>> BEGIN
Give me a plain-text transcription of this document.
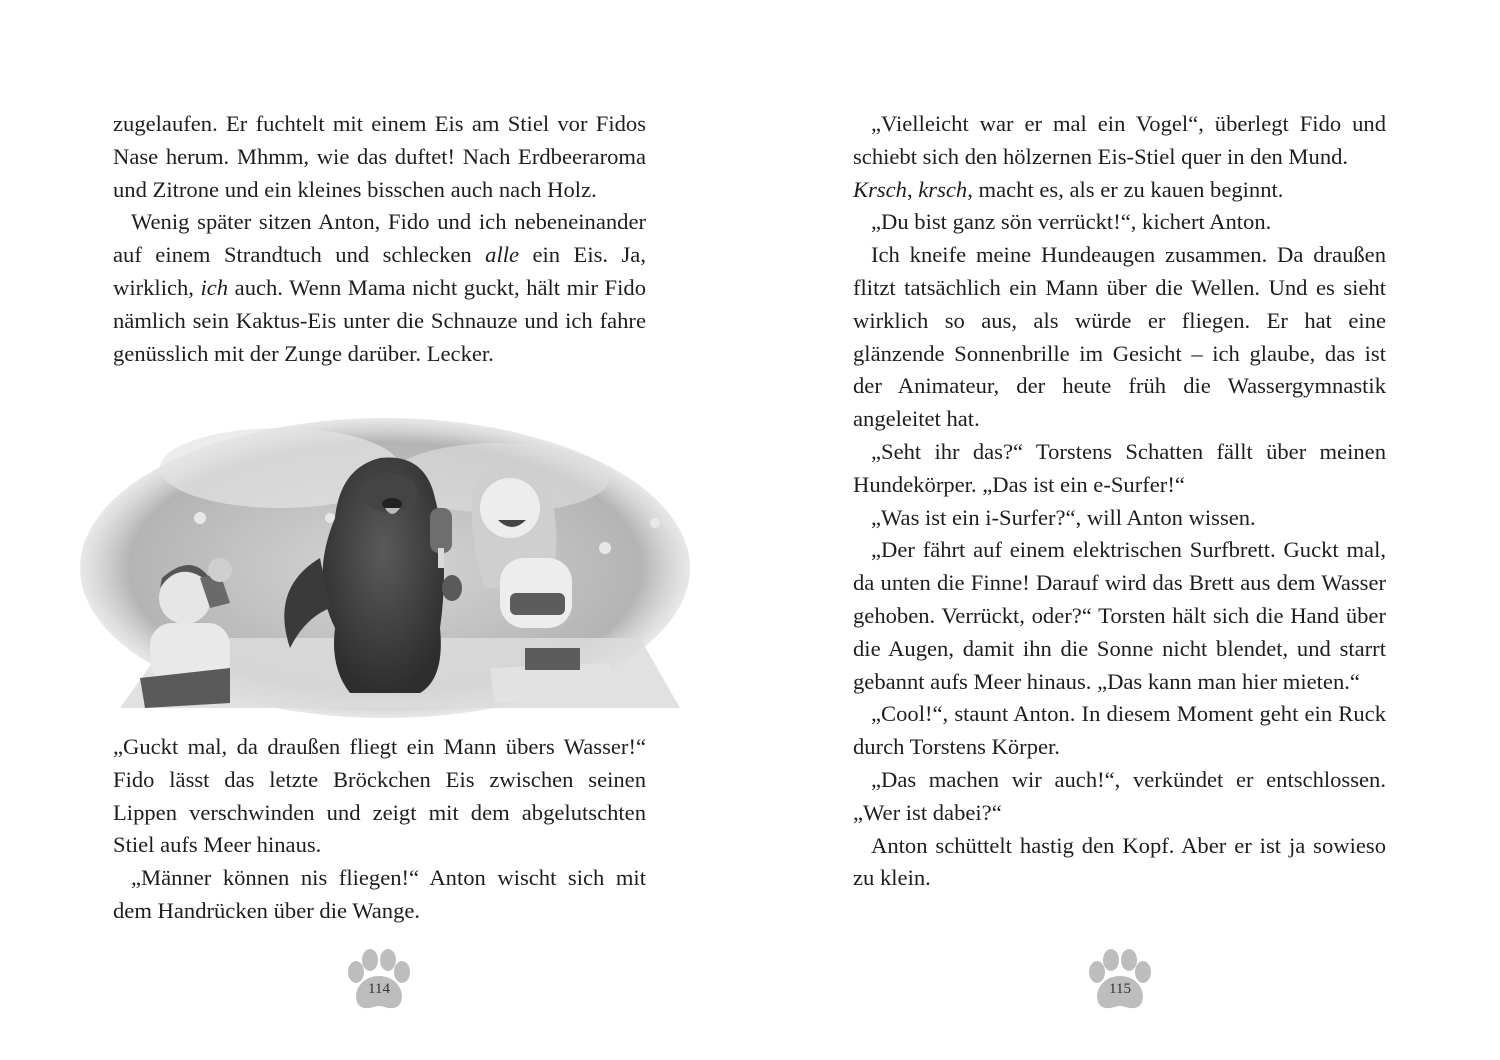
zugelaufen. Er fuchtelt mit einem Eis am Stiel vor Fidos Nase herum. Mhmm, wie das duftet! Nach Erdbeeraroma und Zitrone und ein kleines bisschen auch nach Holz.

Wenig später sitzen Anton, Fido und ich nebeneinander auf einem Strandtuch und schlecken alle ein Eis. Ja, wirklich, ich auch. Wenn Mama nicht guckt, hält mir Fido nämlich sein Kaktus-Eis unter die Schnauze und ich fahre genüsslich mit der Zunge darüber. Lecker.

„Guckt mal, da draußen fliegt ein Mann übers Wasser!“ Fido lässt das letzte Bröckchen Eis zwischen seinen Lippen verschwinden und zeigt mit dem abgelutschten Stiel aufs Meer hinaus.

„Männer können nis fliegen!“ Anton wischt sich mit dem Handrücken über die Wange.

114

„Vielleicht war er mal ein Vogel“, überlegt Fido und schiebt sich den hölzernen Eis-Stiel quer in den Mund.

Krsch, krsch, macht es, als er zu kauen beginnt.

„Du bist ganz sön verrückt!“, kichert Anton.

Ich kneife meine Hundeaugen zusammen. Da draußen flitzt tatsächlich ein Mann über die Wellen. Und es sieht wirklich so aus, als würde er fliegen. Er hat eine glänzende Sonnenbrille im Gesicht – ich glaube, das ist der Animateur, der heute früh die Wassergymnastik angeleitet hat.

„Seht ihr das?“ Torstens Schatten fällt über meinen Hundekörper. „Das ist ein e-Surfer!“

„Was ist ein i-Surfer?“, will Anton wissen.

„Der fährt auf einem elektrischen Surfbrett. Guckt mal, da unten die Finne! Darauf wird das Brett aus dem Wasser gehoben. Verrückt, oder?“ Torsten hält sich die Hand über die Augen, damit ihn die Sonne nicht blendet, und starrt gebannt aufs Meer hinaus. „Das kann man hier mieten.“

„Cool!“, staunt Anton. In diesem Moment geht ein Ruck durch Torstens Körper.

„Das machen wir auch!“, verkündet er entschlossen. „Wer ist dabei?“

Anton schüttelt hastig den Kopf. Aber er ist ja sowieso zu klein.

115
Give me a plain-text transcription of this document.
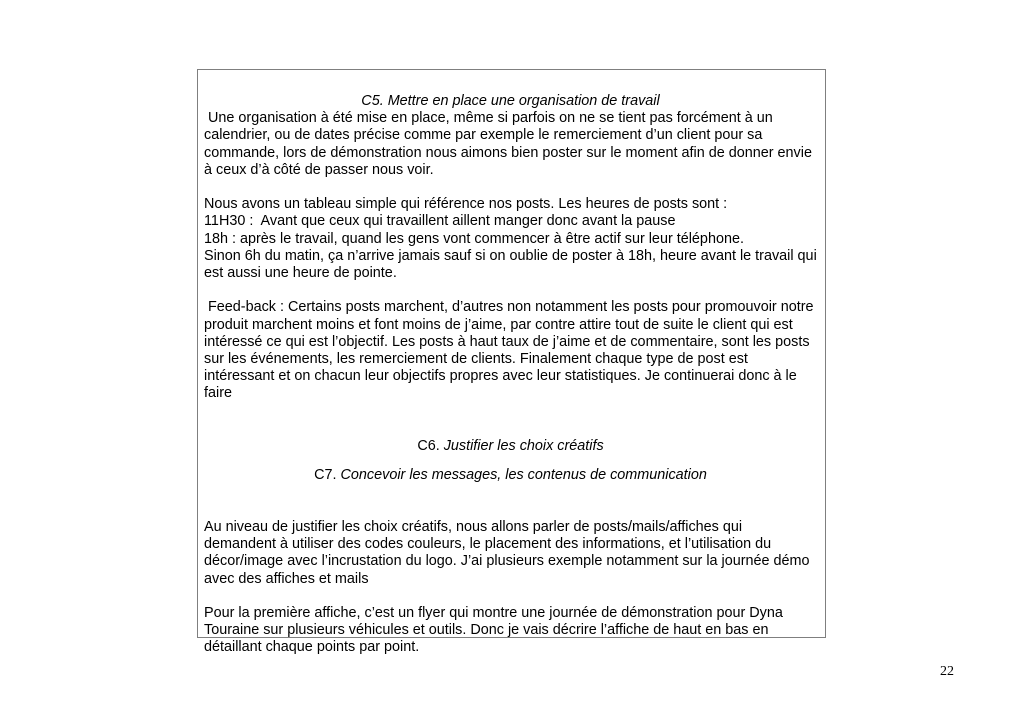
C5. Mettre en place une organisation de travail

Une organisation à été mise en place, même si parfois on ne se tient pas forcément à un calendrier, ou de dates précise comme par exemple le remerciement d’un client pour sa commande, lors de démonstration nous aimons bien poster sur le moment afin de donner envie à ceux d’à côté de passer nous voir.

Nous avons un tableau simple qui référence nos posts. Les heures de posts sont :

11H30 :  Avant que ceux qui travaillent aillent manger donc avant la pause

18h : après le travail, quand les gens vont commencer à être actif sur leur téléphone.

Sinon 6h du matin, ça n’arrive jamais sauf si on oublie de poster à 18h, heure avant le travail qui est aussi une heure de pointe.

Feed-back : Certains posts marchent, d’autres non notamment les posts pour promouvoir notre produit marchent moins et font moins de j’aime, par contre attire tout de suite le client qui est intéressé ce qui est l’objectif. Les posts à haut taux de j’aime et de commentaire, sont les posts sur les événements, les remerciement de clients. Finalement chaque type de post est intéressant et on chacun leur objectifs propres avec leur statistiques. Je continuerai donc à le faire

C6. Justifier les choix créatifs

C7. Concevoir les messages, les contenus de communication

Au niveau de justifier les choix créatifs, nous allons parler de posts/mails/affiches qui demandent à utiliser des codes couleurs, le placement des informations, et l’utilisation du décor/image avec l’incrustation du logo. J’ai plusieurs exemple notamment sur la journée démo avec des affiches et mails

Pour la première affiche, c’est un flyer qui montre une journée de démonstration pour Dyna Touraine sur plusieurs véhicules et outils. Donc je vais décrire l’affiche de haut en bas en détaillant chaque points par point.

22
>> END
§ **YOUR GOAL**
Pictures are not part of the copy; reproduce everything else in the records exactly.

§ **SOLUTION TO THIS EXERCISE**
Give me a plain-text transcription of this document.
zugelaufen. Er fuchtelt mit einem Eis am Stiel vor Fidos Nase herum. Mhmm, wie das duftet! Nach Erdbeeraroma und Zitrone und ein kleines bisschen auch nach Holz.

Wenig später sitzen Anton, Fido und ich nebeneinander auf einem Strandtuch und schlecken alle ein Eis. Ja, wirklich, ich auch. Wenn Mama nicht guckt, hält mir Fido nämlich sein Kaktus-Eis unter die Schnauze und ich fahre genüsslich mit der Zunge darüber. Lecker.

„Guckt mal, da draußen fliegt ein Mann übers Wasser!“ Fido lässt das letzte Bröckchen Eis zwischen seinen Lippen verschwinden und zeigt mit dem abgelutschten Stiel aufs Meer hinaus.

„Männer können nis fliegen!“ Anton wischt sich mit dem Handrücken über die Wange.

114

„Vielleicht war er mal ein Vogel“, überlegt Fido und schiebt sich den hölzernen Eis-Stiel quer in den Mund.

Krsch, krsch, macht es, als er zu kauen beginnt.

„Du bist ganz sön verrückt!“, kichert Anton.

Ich kneife meine Hundeaugen zusammen. Da draußen flitzt tatsächlich ein Mann über die Wellen. Und es sieht wirklich so aus, als würde er fliegen. Er hat eine glänzende Sonnenbrille im Gesicht – ich glaube, das ist der Animateur, der heute früh die Wassergymnastik angeleitet hat.

„Seht ihr das?“ Torstens Schatten fällt über meinen Hundekörper. „Das ist ein e-Surfer!“

„Was ist ein i-Surfer?“, will Anton wissen.

„Der fährt auf einem elektrischen Surfbrett. Guckt mal, da unten die Finne! Darauf wird das Brett aus dem Wasser gehoben. Verrückt, oder?“ Torsten hält sich die Hand über die Augen, damit ihn die Sonne nicht blendet, und starrt gebannt aufs Meer hinaus. „Das kann man hier mieten.“

„Cool!“, staunt Anton. In diesem Moment geht ein Ruck durch Torstens Körper.

„Das machen wir auch!“, verkündet er entschlossen. „Wer ist dabei?“

Anton schüttelt hastig den Kopf. Aber er ist ja sowieso zu klein.

115
Give me a plain-text transcription of this document.
C5. Mettre en place une organisation de travail

Une organisation à été mise en place, même si parfois on ne se tient pas forcément à un calendrier, ou de dates précise comme par exemple le remerciement d’un client pour sa commande, lors de démonstration nous aimons bien poster sur le moment afin de donner envie à ceux d’à côté de passer nous voir.

Nous avons un tableau simple qui référence nos posts. Les heures de posts sont :

11H30 :  Avant que ceux qui travaillent aillent manger donc avant la pause

18h : après le travail, quand les gens vont commencer à être actif sur leur téléphone.

Sinon 6h du matin, ça n’arrive jamais sauf si on oublie de poster à 18h, heure avant le travail qui est aussi une heure de pointe.

Feed-back : Certains posts marchent, d’autres non notamment les posts pour promouvoir notre produit marchent moins et font moins de j’aime, par contre attire tout de suite le client qui est intéressé ce qui est l’objectif. Les posts à haut taux de j’aime et de commentaire, sont les posts sur les événements, les remerciement de clients. Finalement chaque type de post est intéressant et on chacun leur objectifs propres avec leur statistiques. Je continuerai donc à le faire

C6. Justifier les choix créatifs

C7. Concevoir les messages, les contenus de communication

Au niveau de justifier les choix créatifs, nous allons parler de posts/mails/affiches qui demandent à utiliser des codes couleurs, le placement des informations, et l’utilisation du décor/image avec l’incrustation du logo. J’ai plusieurs exemple notamment sur la journée démo avec des affiches et mails

Pour la première affiche, c’est un flyer qui montre une journée de démonstration pour Dyna Touraine sur plusieurs véhicules et outils. Donc je vais décrire l’affiche de haut en bas en détaillant chaque points par point.

22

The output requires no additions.